▸ **EXERCISE**
Can you express the lines below, starting at the line that contains "Extract all elements" and ending at the line that contains "Ellipse shape — [339, 623, 346, 639]", as a JSON list of strings with one string per line? Skip blank lines and leave the pictures out.

▸ **RECORDS FOR THIS TASK**

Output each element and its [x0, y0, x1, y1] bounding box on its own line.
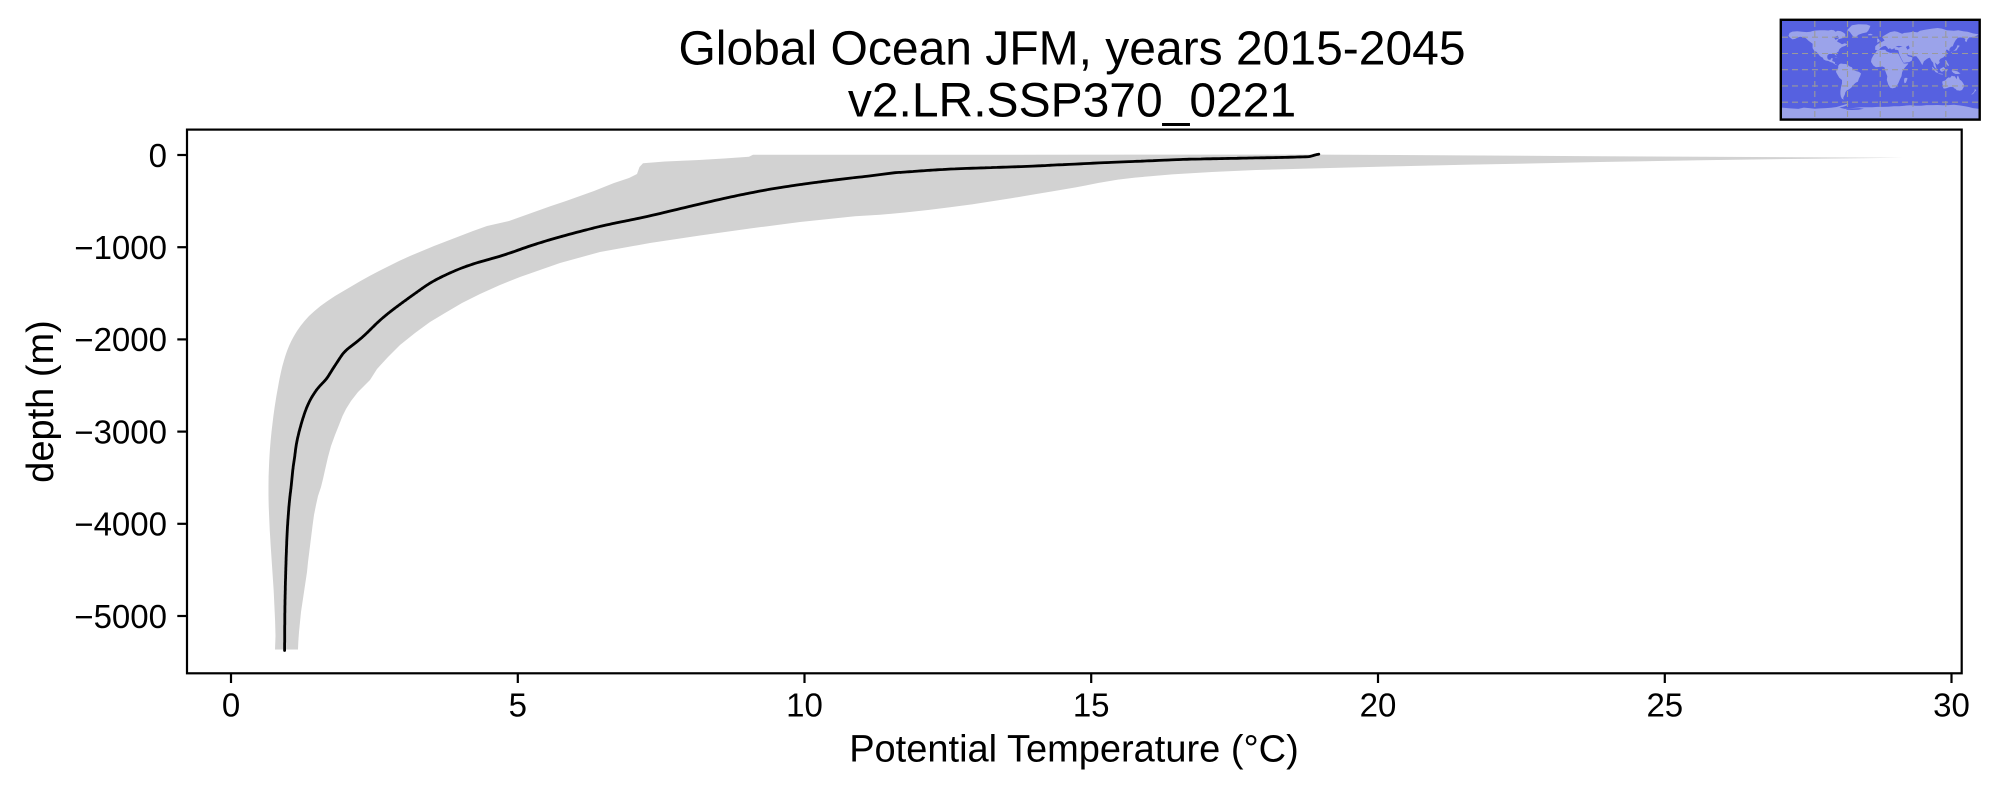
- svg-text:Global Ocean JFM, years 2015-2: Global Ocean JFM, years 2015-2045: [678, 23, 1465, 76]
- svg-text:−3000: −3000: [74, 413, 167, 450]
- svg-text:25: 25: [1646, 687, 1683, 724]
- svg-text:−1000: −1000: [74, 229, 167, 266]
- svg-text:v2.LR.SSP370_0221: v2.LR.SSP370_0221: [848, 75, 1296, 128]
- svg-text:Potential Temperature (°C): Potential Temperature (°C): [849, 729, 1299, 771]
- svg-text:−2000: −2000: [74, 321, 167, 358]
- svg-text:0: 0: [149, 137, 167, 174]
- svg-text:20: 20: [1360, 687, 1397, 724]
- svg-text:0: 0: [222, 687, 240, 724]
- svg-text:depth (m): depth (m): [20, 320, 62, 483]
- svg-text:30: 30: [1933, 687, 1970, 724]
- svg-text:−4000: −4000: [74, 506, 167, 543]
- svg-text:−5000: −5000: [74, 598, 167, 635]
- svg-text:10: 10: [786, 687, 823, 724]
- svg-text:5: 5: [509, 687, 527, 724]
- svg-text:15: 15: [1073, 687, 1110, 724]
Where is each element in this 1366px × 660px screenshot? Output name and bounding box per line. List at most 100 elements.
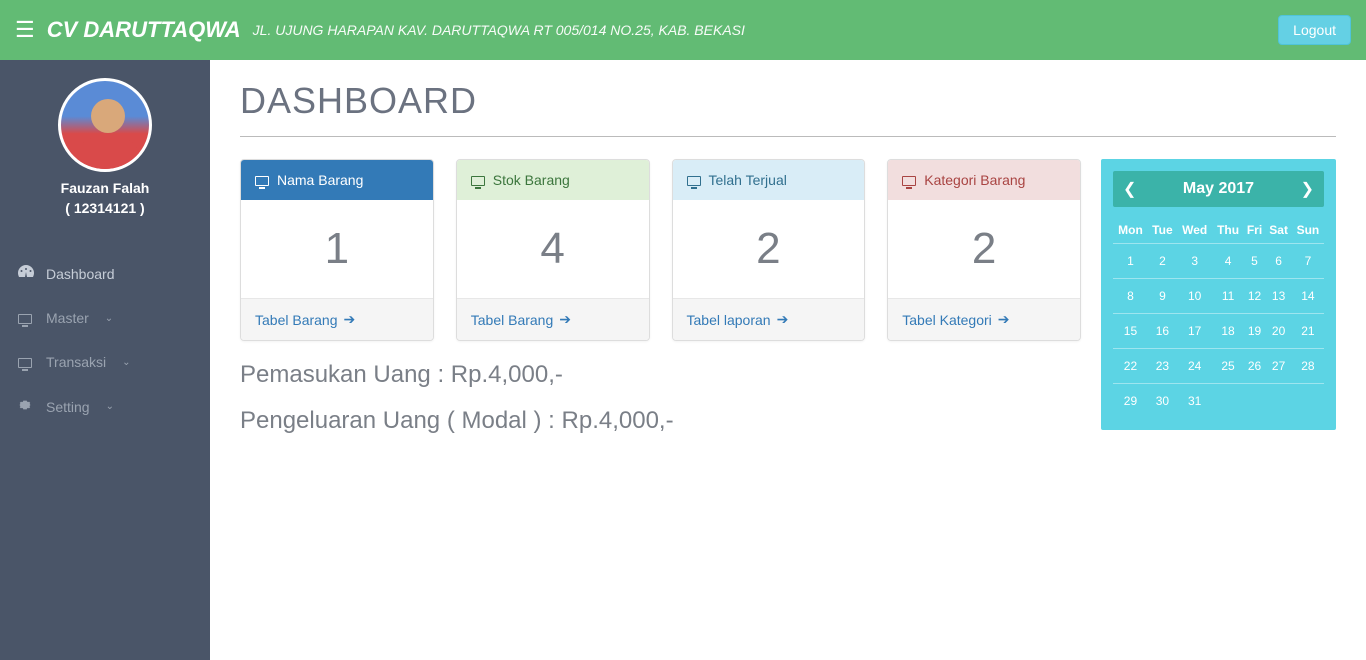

...

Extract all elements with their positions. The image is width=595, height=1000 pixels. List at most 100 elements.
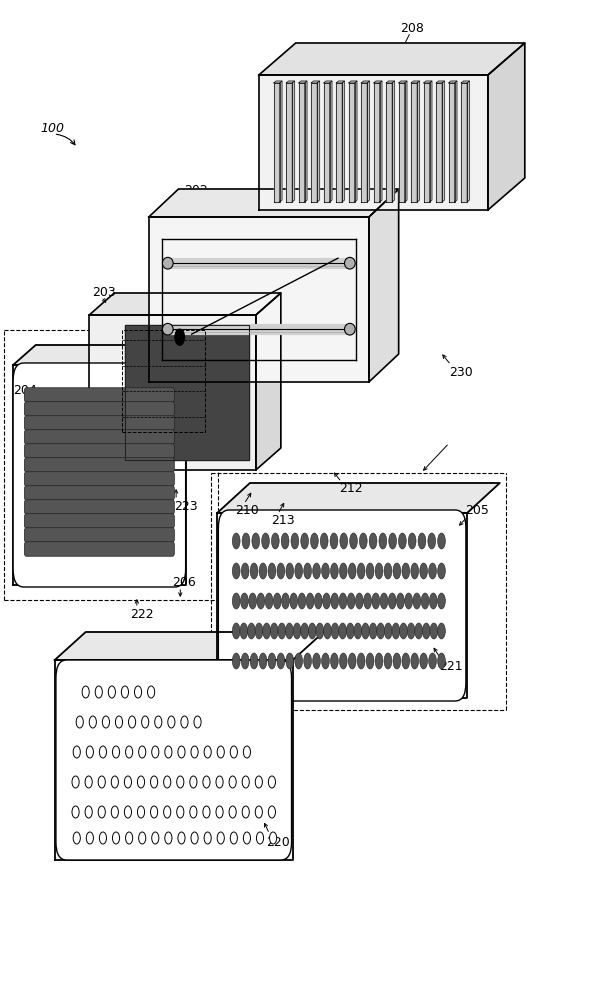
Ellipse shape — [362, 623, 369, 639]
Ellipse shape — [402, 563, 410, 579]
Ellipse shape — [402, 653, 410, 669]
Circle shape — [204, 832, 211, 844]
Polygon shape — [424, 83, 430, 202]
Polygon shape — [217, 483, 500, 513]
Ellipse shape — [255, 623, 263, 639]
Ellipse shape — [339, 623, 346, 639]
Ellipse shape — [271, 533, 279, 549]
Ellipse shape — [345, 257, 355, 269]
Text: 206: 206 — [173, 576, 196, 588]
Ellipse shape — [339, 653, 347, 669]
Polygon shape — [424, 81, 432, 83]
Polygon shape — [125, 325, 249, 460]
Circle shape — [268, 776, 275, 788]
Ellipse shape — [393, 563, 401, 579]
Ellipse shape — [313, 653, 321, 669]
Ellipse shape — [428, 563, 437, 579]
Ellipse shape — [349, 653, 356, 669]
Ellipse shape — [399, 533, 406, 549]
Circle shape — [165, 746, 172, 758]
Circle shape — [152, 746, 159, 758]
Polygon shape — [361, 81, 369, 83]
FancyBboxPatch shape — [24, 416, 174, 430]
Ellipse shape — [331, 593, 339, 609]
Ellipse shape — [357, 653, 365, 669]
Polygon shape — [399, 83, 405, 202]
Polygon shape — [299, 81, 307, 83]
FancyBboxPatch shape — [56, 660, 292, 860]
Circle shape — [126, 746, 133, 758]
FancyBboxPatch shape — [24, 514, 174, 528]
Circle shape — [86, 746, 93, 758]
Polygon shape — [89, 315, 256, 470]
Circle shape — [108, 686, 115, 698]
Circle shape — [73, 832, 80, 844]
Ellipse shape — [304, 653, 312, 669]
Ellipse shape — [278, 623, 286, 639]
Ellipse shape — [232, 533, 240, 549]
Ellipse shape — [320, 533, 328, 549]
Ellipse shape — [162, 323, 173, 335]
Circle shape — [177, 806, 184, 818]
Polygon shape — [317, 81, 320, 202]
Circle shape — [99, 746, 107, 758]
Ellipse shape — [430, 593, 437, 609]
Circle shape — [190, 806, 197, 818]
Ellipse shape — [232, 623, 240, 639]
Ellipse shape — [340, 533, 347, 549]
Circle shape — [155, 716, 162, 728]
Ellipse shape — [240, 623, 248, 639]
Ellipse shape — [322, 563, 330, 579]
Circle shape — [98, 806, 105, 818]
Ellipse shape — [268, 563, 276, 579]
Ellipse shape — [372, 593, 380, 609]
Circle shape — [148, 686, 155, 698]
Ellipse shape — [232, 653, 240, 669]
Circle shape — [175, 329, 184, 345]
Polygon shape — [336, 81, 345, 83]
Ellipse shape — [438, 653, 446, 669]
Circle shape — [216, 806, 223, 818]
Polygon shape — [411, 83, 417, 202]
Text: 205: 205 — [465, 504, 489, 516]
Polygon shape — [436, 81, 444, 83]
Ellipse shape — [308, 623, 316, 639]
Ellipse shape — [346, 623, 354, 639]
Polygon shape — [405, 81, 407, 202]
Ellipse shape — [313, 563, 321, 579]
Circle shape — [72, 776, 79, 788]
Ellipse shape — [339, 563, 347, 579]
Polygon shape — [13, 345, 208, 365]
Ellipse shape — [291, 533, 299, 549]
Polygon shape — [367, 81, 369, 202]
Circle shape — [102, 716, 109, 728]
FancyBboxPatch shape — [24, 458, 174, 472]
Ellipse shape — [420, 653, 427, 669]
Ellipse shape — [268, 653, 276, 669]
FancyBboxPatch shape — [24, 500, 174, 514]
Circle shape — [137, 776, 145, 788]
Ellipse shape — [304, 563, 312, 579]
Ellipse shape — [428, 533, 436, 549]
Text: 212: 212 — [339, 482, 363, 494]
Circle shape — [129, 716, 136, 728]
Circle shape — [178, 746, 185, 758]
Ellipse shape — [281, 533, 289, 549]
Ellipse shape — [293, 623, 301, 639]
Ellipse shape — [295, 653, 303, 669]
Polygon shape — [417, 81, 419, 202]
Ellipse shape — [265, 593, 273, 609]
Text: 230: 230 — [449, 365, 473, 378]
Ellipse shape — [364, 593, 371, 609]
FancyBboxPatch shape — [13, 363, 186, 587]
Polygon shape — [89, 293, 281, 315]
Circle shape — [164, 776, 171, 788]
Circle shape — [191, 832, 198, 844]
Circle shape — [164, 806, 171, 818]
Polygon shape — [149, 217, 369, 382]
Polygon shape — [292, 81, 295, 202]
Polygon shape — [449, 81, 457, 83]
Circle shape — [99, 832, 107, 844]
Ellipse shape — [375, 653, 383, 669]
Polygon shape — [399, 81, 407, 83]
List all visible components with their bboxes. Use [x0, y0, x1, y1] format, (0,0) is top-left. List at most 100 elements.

...

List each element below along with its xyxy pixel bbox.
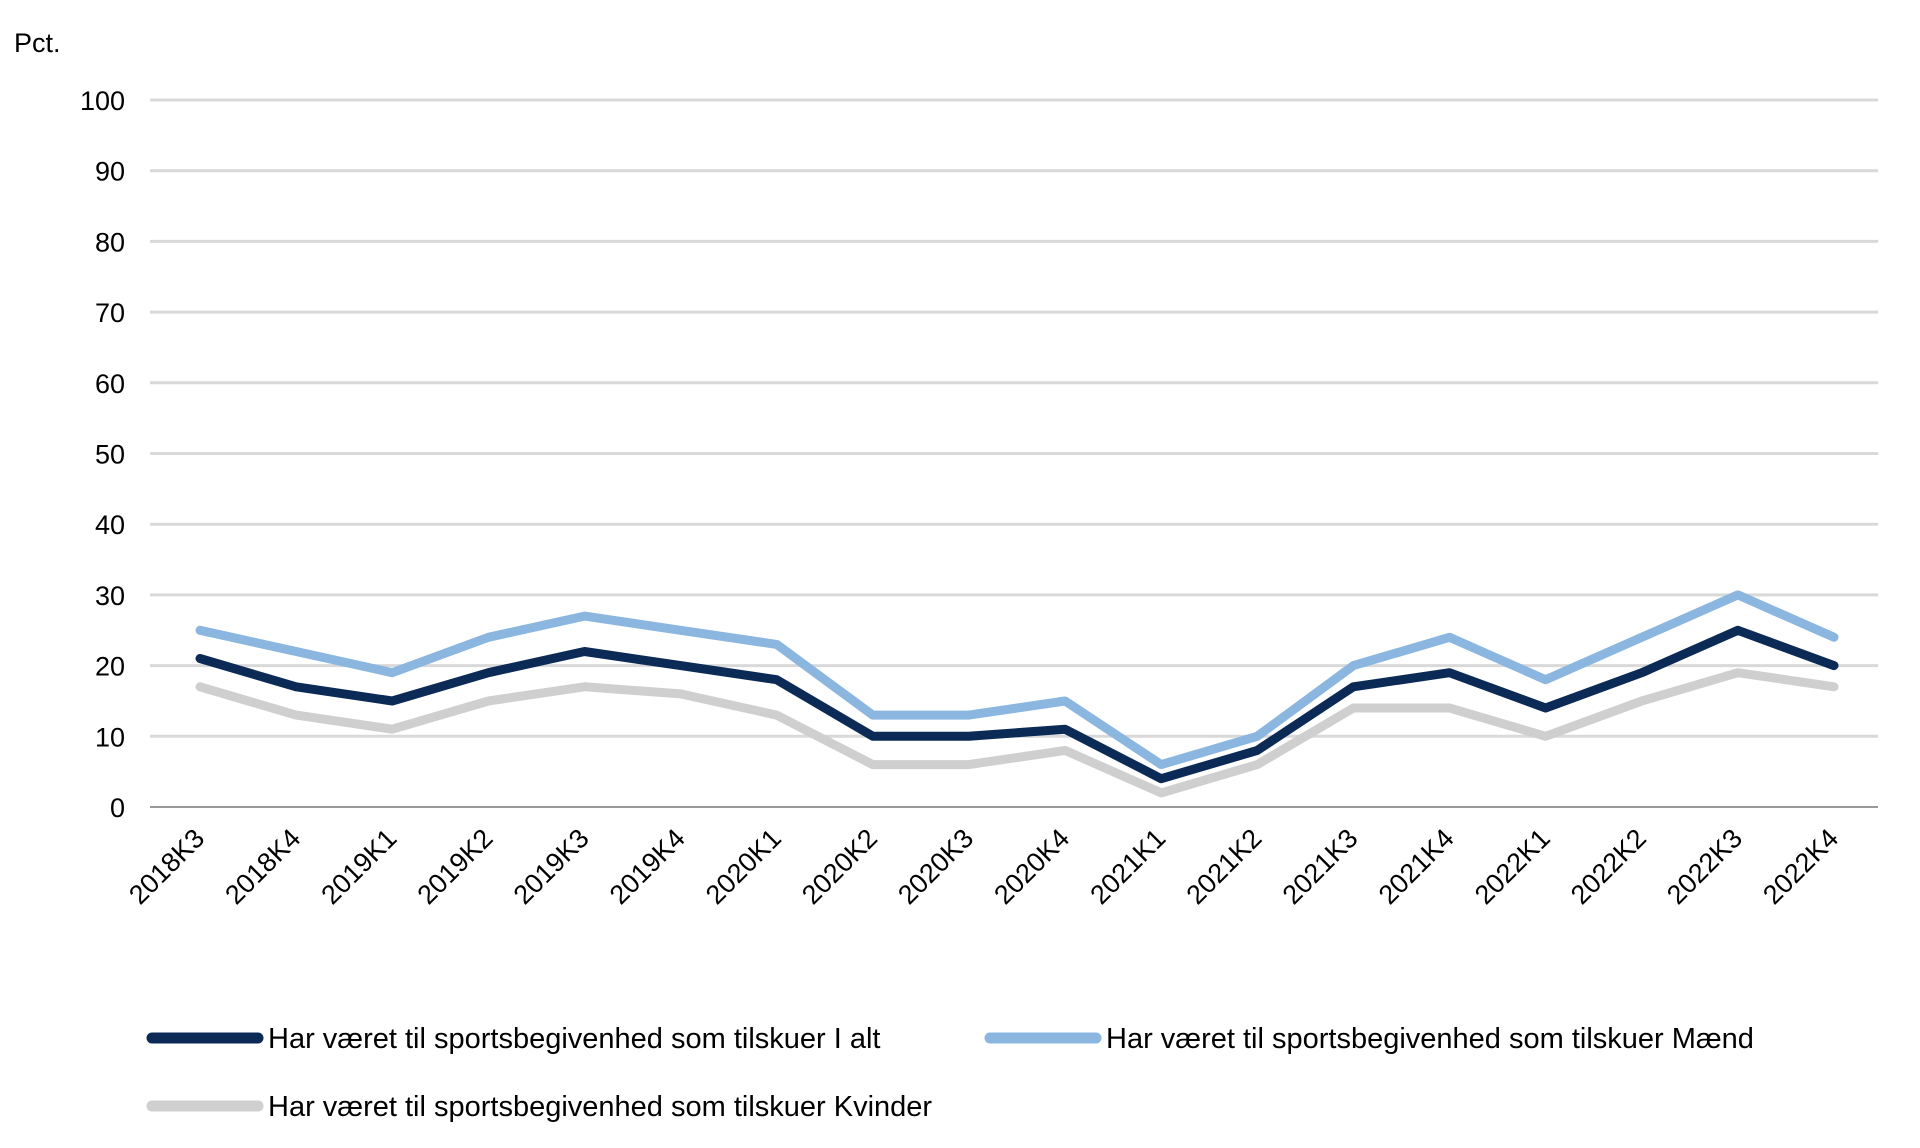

▸ **RESULT OF THIS EXERCISE**
[
  "Extract all elements with their positions. The image is width=595, height=1000 pixels. List at most 100 elements.",
  "Ellipse shape — [362, 623, 369, 639]",
  "Ellipse shape — [402, 563, 410, 579]",
  "Ellipse shape — [402, 653, 410, 669]",
  "Circle shape — [204, 832, 211, 844]",
  "Polygon shape — [424, 83, 430, 202]",
  "Polygon shape — [217, 483, 500, 513]",
  "Ellipse shape — [255, 623, 263, 639]",
  "Ellipse shape — [339, 623, 346, 639]"
]